* **What you need to do**
Would you transcribe the whole listing exactly, minus its pictures?

Data excerpts
-- BEGIN --
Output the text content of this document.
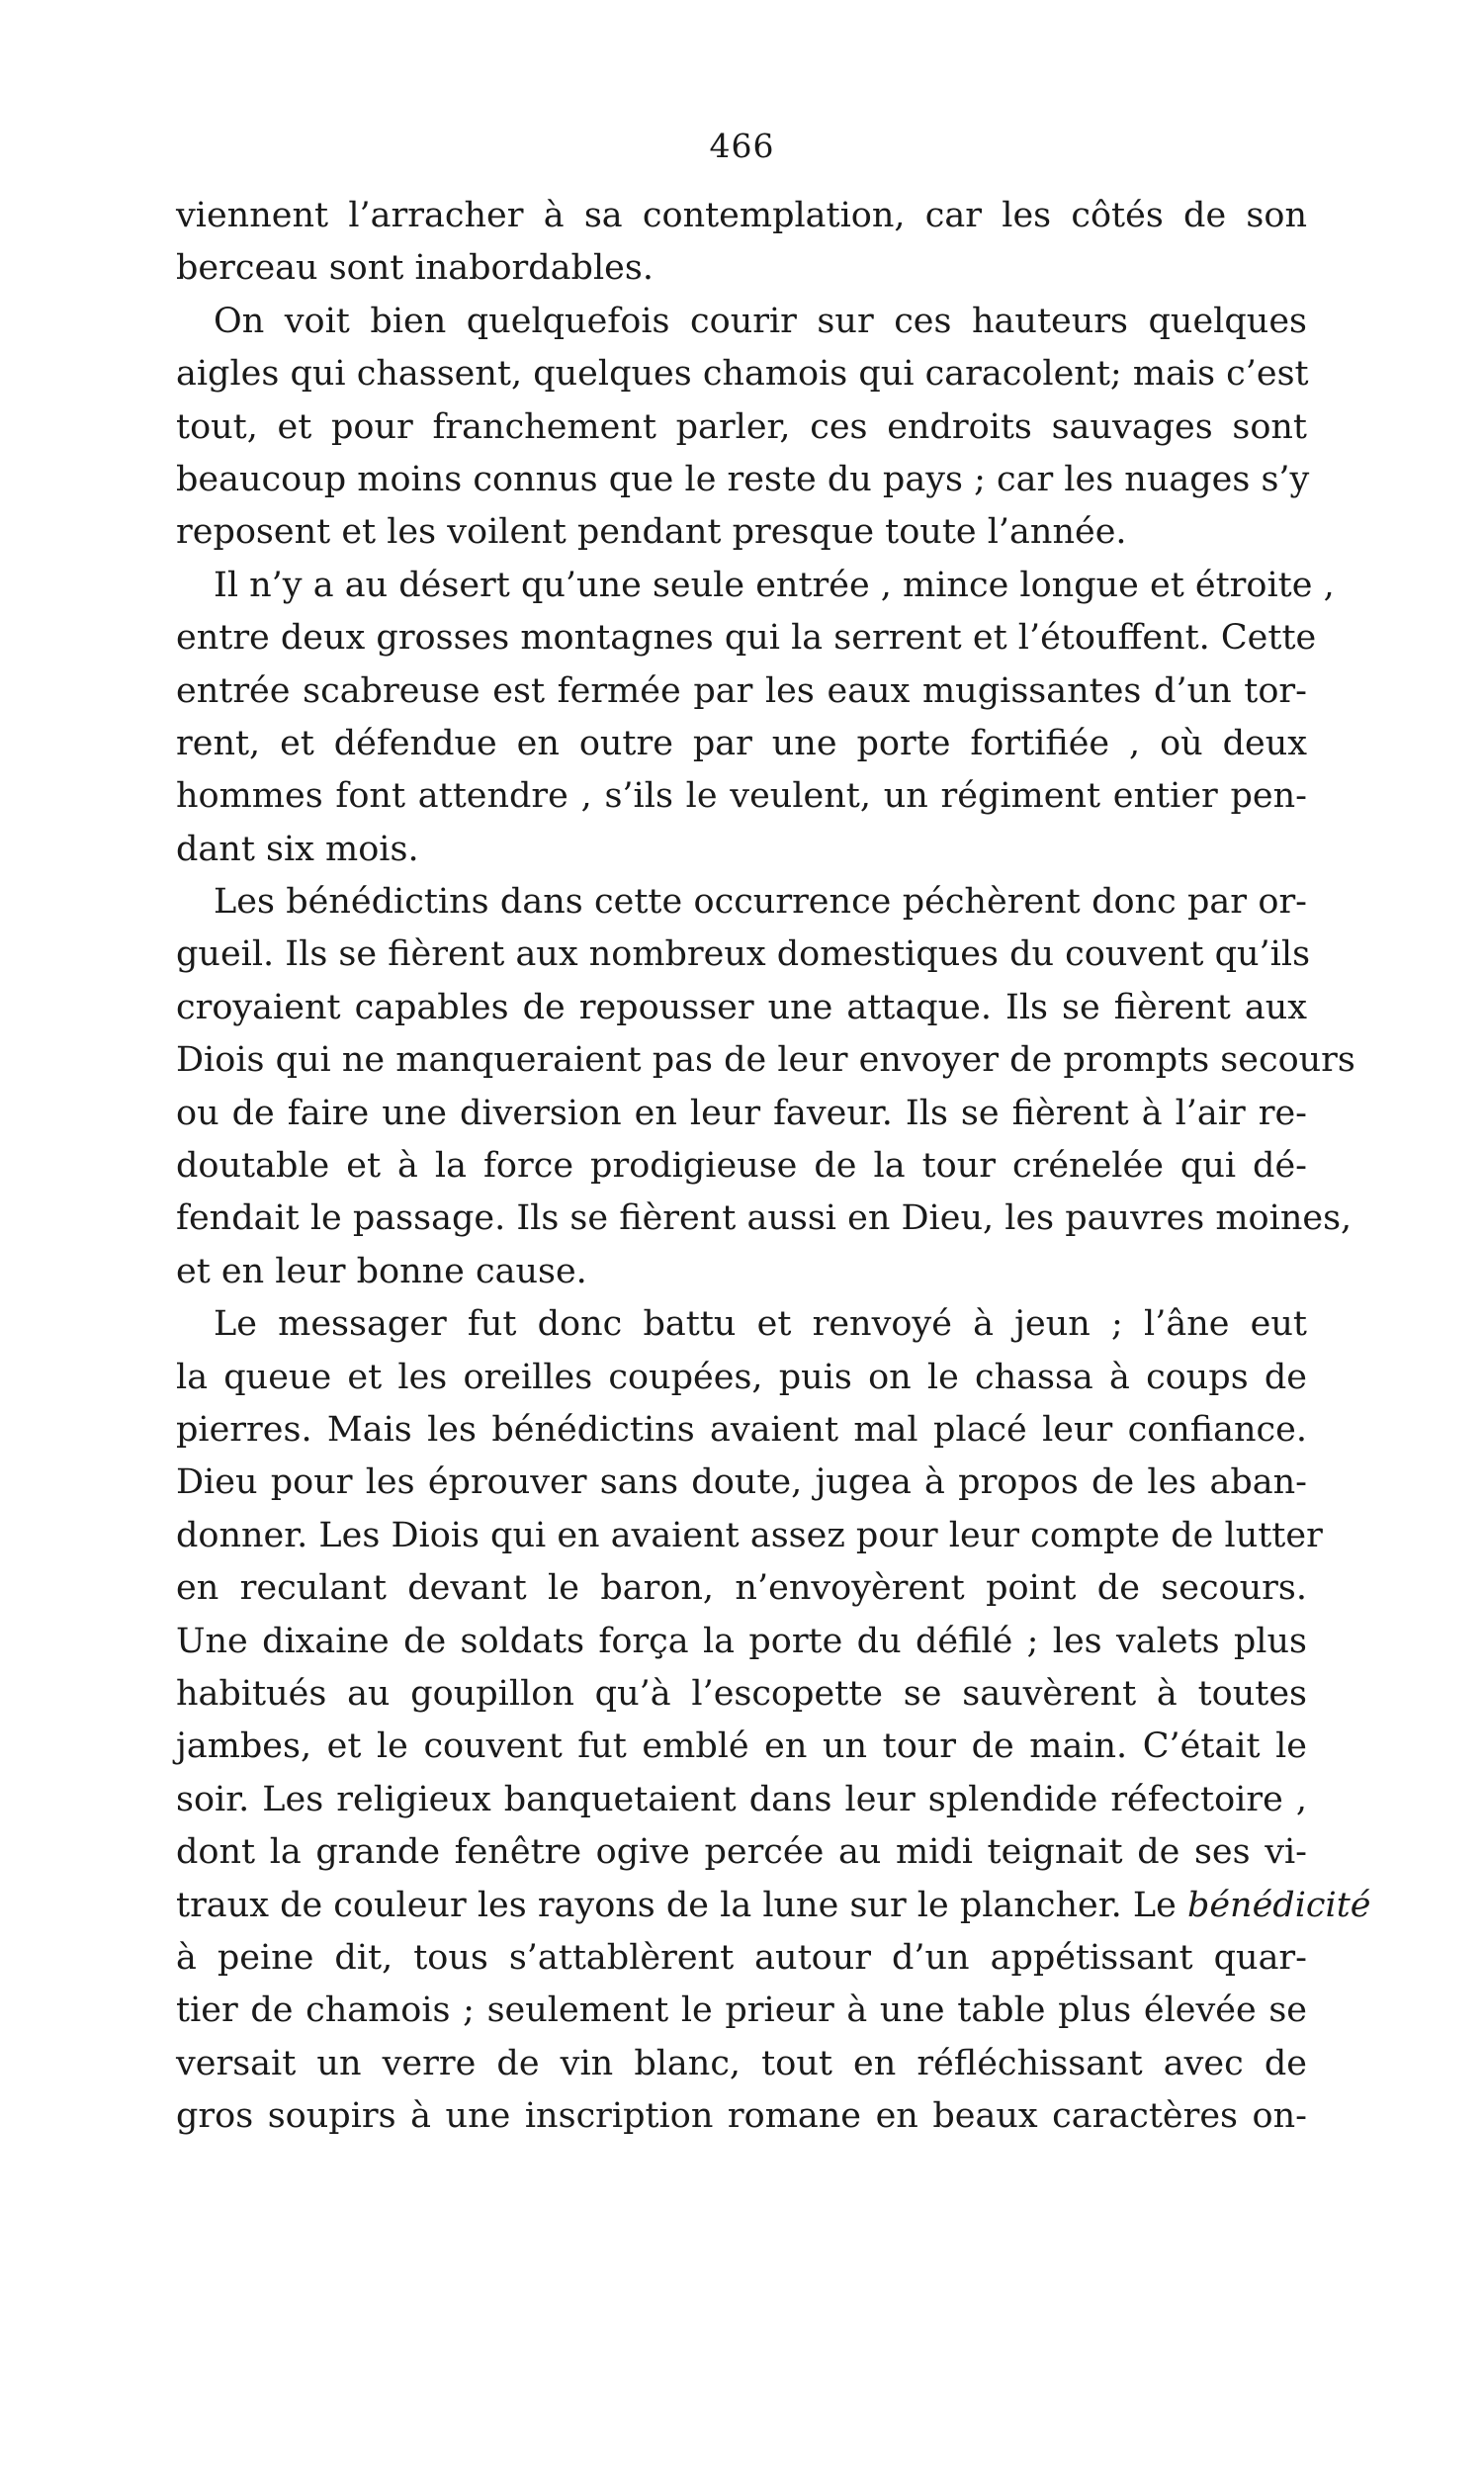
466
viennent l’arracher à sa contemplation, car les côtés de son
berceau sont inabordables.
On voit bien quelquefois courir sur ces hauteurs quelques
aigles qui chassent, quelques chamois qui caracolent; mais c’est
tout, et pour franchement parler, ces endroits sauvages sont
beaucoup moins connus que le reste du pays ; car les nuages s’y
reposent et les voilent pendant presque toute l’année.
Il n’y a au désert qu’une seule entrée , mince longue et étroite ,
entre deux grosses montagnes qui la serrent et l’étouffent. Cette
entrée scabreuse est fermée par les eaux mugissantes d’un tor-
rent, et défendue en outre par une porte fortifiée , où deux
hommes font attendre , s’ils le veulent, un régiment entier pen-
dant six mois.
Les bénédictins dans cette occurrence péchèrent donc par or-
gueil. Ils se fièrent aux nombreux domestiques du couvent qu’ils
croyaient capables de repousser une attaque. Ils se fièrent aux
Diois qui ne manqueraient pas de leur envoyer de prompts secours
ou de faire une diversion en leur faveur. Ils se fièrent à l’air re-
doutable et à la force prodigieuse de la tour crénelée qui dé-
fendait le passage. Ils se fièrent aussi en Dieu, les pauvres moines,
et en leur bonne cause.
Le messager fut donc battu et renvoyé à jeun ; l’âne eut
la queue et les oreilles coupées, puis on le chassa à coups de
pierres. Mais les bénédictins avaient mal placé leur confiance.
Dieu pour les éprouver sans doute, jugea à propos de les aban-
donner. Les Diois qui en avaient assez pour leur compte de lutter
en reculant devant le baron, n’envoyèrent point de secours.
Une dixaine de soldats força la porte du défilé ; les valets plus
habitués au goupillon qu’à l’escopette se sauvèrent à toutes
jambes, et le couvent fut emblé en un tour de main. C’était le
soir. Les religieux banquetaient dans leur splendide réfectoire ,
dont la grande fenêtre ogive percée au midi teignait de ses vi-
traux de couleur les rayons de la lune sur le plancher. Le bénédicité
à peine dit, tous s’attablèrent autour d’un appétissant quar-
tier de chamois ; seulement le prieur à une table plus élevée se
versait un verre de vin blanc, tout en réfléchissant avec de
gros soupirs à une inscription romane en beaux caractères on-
-- END --
* **Final result**
Output the text content of this document.
466
viennent l’arracher à sa contemplation, car les côtés de son
berceau sont inabordables.
On voit bien quelquefois courir sur ces hauteurs quelques
aigles qui chassent, quelques chamois qui caracolent; mais c’est
tout, et pour franchement parler, ces endroits sauvages sont
beaucoup moins connus que le reste du pays ; car les nuages s’y
reposent et les voilent pendant presque toute l’année.
Il n’y a au désert qu’une seule entrée , mince longue et étroite ,
entre deux grosses montagnes qui la serrent et l’étouffent. Cette
entrée scabreuse est fermée par les eaux mugissantes d’un tor-
rent, et défendue en outre par une porte fortifiée , où deux
hommes font attendre , s’ils le veulent, un régiment entier pen-
dant six mois.
Les bénédictins dans cette occurrence péchèrent donc par or-
gueil. Ils se fièrent aux nombreux domestiques du couvent qu’ils
croyaient capables de repousser une attaque. Ils se fièrent aux
Diois qui ne manqueraient pas de leur envoyer de prompts secours
ou de faire une diversion en leur faveur. Ils se fièrent à l’air re-
doutable et à la force prodigieuse de la tour crénelée qui dé-
fendait le passage. Ils se fièrent aussi en Dieu, les pauvres moines,
et en leur bonne cause.
Le messager fut donc battu et renvoyé à jeun ; l’âne eut
la queue et les oreilles coupées, puis on le chassa à coups de
pierres. Mais les bénédictins avaient mal placé leur confiance.
Dieu pour les éprouver sans doute, jugea à propos de les aban-
donner. Les Diois qui en avaient assez pour leur compte de lutter
en reculant devant le baron, n’envoyèrent point de secours.
Une dixaine de soldats força la porte du défilé ; les valets plus
habitués au goupillon qu’à l’escopette se sauvèrent à toutes
jambes, et le couvent fut emblé en un tour de main. C’était le
soir. Les religieux banquetaient dans leur splendide réfectoire ,
dont la grande fenêtre ogive percée au midi teignait de ses vi-
traux de couleur les rayons de la lune sur le plancher. Le bénédicité
à peine dit, tous s’attablèrent autour d’un appétissant quar-
tier de chamois ; seulement le prieur à une table plus élevée se
versait un verre de vin blanc, tout en réfléchissant avec de
gros soupirs à une inscription romane en beaux caractères on-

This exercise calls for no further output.